- [Available records]:
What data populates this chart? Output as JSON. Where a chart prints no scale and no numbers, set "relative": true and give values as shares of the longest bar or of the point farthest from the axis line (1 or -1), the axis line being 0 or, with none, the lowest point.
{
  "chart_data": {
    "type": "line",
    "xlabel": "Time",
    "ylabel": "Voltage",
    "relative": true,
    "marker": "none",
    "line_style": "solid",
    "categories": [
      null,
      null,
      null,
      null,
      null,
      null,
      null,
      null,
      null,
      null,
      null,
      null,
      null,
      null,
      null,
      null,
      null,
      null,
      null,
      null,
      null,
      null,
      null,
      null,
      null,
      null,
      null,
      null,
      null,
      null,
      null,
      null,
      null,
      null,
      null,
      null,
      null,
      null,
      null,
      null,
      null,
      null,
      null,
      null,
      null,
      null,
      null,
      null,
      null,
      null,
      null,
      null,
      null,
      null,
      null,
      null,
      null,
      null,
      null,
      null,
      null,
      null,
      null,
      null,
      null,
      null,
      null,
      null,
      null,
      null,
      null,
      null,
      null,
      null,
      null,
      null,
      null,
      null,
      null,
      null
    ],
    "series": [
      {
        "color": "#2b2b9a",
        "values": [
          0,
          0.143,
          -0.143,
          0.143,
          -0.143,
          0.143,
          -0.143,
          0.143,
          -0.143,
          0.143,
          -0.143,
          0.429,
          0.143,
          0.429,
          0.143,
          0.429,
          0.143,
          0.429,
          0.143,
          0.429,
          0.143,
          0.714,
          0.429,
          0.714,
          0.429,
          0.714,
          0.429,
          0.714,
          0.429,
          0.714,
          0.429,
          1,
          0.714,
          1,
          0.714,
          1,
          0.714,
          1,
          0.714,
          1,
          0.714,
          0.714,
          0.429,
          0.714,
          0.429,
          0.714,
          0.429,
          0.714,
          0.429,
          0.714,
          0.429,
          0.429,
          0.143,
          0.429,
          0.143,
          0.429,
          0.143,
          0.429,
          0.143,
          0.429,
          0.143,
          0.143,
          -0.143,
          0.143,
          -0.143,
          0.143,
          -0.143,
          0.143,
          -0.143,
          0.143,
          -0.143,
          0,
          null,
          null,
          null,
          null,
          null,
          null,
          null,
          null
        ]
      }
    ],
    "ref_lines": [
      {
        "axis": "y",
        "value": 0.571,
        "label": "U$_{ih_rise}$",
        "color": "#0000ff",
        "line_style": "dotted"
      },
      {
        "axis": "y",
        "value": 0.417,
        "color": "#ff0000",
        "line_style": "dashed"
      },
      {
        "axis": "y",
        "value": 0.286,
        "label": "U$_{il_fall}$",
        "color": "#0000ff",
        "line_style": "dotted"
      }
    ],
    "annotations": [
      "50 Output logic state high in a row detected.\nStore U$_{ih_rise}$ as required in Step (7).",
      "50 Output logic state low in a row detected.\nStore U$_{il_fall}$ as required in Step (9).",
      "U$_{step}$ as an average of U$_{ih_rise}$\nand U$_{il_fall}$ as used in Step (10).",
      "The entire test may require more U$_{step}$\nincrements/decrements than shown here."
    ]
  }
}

- [Your task]: Where a line holds "state", copy it out.

- [Complete response]:
      "50 Output logic state high in a row detected.\nStore U$_{ih_rise}$ as required in Step (7).",
      "50 Output logic state low in a row detected.\nStore U$_{il_fall}$ as required in Step (9).",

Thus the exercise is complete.